# START OF RAW RECORDS
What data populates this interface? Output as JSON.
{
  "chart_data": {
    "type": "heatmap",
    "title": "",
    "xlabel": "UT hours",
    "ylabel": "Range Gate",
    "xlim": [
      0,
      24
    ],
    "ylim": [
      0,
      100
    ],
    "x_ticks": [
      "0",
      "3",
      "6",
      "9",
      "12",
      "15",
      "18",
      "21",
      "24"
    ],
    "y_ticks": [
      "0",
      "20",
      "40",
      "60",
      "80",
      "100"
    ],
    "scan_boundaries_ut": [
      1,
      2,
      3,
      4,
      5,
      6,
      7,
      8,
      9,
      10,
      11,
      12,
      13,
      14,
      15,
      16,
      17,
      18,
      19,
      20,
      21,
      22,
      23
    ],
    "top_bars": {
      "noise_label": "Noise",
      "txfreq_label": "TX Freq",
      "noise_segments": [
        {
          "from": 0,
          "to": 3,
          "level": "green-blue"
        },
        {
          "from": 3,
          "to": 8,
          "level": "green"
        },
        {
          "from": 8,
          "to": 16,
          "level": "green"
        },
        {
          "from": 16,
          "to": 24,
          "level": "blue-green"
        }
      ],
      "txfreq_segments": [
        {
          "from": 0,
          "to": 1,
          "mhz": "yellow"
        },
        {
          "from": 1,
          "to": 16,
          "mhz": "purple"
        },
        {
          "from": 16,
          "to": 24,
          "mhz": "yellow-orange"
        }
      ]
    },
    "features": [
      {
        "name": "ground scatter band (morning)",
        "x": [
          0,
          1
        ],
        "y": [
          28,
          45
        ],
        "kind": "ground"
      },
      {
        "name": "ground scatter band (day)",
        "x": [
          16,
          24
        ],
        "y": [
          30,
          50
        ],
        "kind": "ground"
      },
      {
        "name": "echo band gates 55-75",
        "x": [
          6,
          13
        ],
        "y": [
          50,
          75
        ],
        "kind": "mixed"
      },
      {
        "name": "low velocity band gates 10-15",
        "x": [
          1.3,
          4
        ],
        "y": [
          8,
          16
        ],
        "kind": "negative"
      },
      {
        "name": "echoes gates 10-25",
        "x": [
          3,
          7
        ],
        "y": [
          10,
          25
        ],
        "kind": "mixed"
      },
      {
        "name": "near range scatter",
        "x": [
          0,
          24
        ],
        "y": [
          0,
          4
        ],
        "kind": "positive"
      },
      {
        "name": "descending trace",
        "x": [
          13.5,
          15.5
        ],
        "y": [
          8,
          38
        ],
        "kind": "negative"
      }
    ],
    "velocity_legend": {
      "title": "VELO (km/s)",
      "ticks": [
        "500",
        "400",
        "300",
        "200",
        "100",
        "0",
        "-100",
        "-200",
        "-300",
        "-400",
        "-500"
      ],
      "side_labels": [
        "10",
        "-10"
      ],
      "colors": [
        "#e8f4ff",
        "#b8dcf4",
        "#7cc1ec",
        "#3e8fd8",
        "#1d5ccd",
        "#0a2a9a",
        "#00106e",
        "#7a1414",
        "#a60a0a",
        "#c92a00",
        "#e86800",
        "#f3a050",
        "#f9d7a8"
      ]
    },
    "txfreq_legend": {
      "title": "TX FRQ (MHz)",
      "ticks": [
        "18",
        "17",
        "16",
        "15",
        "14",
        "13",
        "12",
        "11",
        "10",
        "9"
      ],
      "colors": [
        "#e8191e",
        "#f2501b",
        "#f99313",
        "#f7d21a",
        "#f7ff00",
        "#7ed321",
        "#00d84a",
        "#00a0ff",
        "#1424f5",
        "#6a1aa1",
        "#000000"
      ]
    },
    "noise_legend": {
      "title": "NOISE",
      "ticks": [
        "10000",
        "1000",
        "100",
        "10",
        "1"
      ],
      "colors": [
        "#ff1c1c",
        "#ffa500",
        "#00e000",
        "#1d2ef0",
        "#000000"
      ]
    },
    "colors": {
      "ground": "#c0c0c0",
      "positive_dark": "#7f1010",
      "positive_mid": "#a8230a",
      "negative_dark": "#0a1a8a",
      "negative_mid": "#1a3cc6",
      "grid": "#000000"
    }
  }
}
# END OF RAW RECORDS
* EXERCISE DETAILS
Return every line of the material exactly.

* RESULT
What data populates this interface? Output as JSON.
{
  "chart_data": {
    "type": "heatmap",
    "title": "",
    "xlabel": "UT hours",
    "ylabel": "Range Gate",
    "xlim": [
      0,
      24
    ],
    "ylim": [
      0,
      100
    ],
    "x_ticks": [
      "0",
      "3",
      "6",
      "9",
      "12",
      "15",
      "18",
      "21",
      "24"
    ],
    "y_ticks": [
      "0",
      "20",
      "40",
      "60",
      "80",
      "100"
    ],
    "scan_boundaries_ut": [
      1,
      2,
      3,
      4,
      5,
      6,
      7,
      8,
      9,
      10,
      11,
      12,
      13,
      14,
      15,
      16,
      17,
      18,
      19,
      20,
      21,
      22,
      23
    ],
    "top_bars": {
      "noise_label": "Noise",
      "txfreq_label": "TX Freq",
      "noise_segments": [
        {
          "from": 0,
          "to": 3,
          "level": "green-blue"
        },
        {
          "from": 3,
          "to": 8,
          "level": "green"
        },
        {
          "from": 8,
          "to": 16,
          "level": "green"
        },
        {
          "from": 16,
          "to": 24,
          "level": "blue-green"
        }
      ],
      "txfreq_segments": [
        {
          "from": 0,
          "to": 1,
          "mhz": "yellow"
        },
        {
          "from": 1,
          "to": 16,
          "mhz": "purple"
        },
        {
          "from": 16,
          "to": 24,
          "mhz": "yellow-orange"
        }
      ]
    },
    "features": [
      {
        "name": "ground scatter band (morning)",
        "x": [
          0,
          1
        ],
        "y": [
          28,
          45
        ],
        "kind": "ground"
      },
      {
        "name": "ground scatter band (day)",
        "x": [
          16,
          24
        ],
        "y": [
          30,
          50
        ],
        "kind": "ground"
      },
      {
        "name": "echo band gates 55-75",
        "x": [
          6,
          13
        ],
        "y": [
          50,
          75
        ],
        "kind": "mixed"
      },
      {
        "name": "low velocity band gates 10-15",
        "x": [
          1.3,
          4
        ],
        "y": [
          8,
          16
        ],
        "kind": "negative"
      },
      {
        "name": "echoes gates 10-25",
        "x": [
          3,
          7
        ],
        "y": [
          10,
          25
        ],
        "kind": "mixed"
      },
      {
        "name": "near range scatter",
        "x": [
          0,
          24
        ],
        "y": [
          0,
          4
        ],
        "kind": "positive"
      },
      {
        "name": "descending trace",
        "x": [
          13.5,
          15.5
        ],
        "y": [
          8,
          38
        ],
        "kind": "negative"
      }
    ],
    "velocity_legend": {
      "title": "VELO (km/s)",
      "ticks": [
        "500",
        "400",
        "300",
        "200",
        "100",
        "0",
        "-100",
        "-200",
        "-300",
        "-400",
        "-500"
      ],
      "side_labels": [
        "10",
        "-10"
      ],
      "colors": [
        "#e8f4ff",
        "#b8dcf4",
        "#7cc1ec",
        "#3e8fd8",
        "#1d5ccd",
        "#0a2a9a",
        "#00106e",
        "#7a1414",
        "#a60a0a",
        "#c92a00",
        "#e86800",
        "#f3a050",
        "#f9d7a8"
      ]
    },
    "txfreq_legend": {
      "title": "TX FRQ (MHz)",
      "ticks": [
        "18",
        "17",
        "16",
        "15",
        "14",
        "13",
        "12",
        "11",
        "10",
        "9"
      ],
      "colors": [
        "#e8191e",
        "#f2501b",
        "#f99313",
        "#f7d21a",
        "#f7ff00",
        "#7ed321",
        "#00d84a",
        "#00a0ff",
        "#1424f5",
        "#6a1aa1",
        "#000000"
      ]
    },
    "noise_legend": {
      "title": "NOISE",
      "ticks": [
        "10000",
        "1000",
        "100",
        "10",
        "1"
      ],
      "colors": [
        "#ff1c1c",
        "#ffa500",
        "#00e000",
        "#1d2ef0",
        "#000000"
      ]
    },
    "colors": {
      "ground": "#c0c0c0",
      "positive_dark": "#7f1010",
      "positive_mid": "#a8230a",
      "negative_dark": "#0a1a8a",
      "negative_mid": "#1a3cc6",
      "grid": "#000000"
    }
  }
}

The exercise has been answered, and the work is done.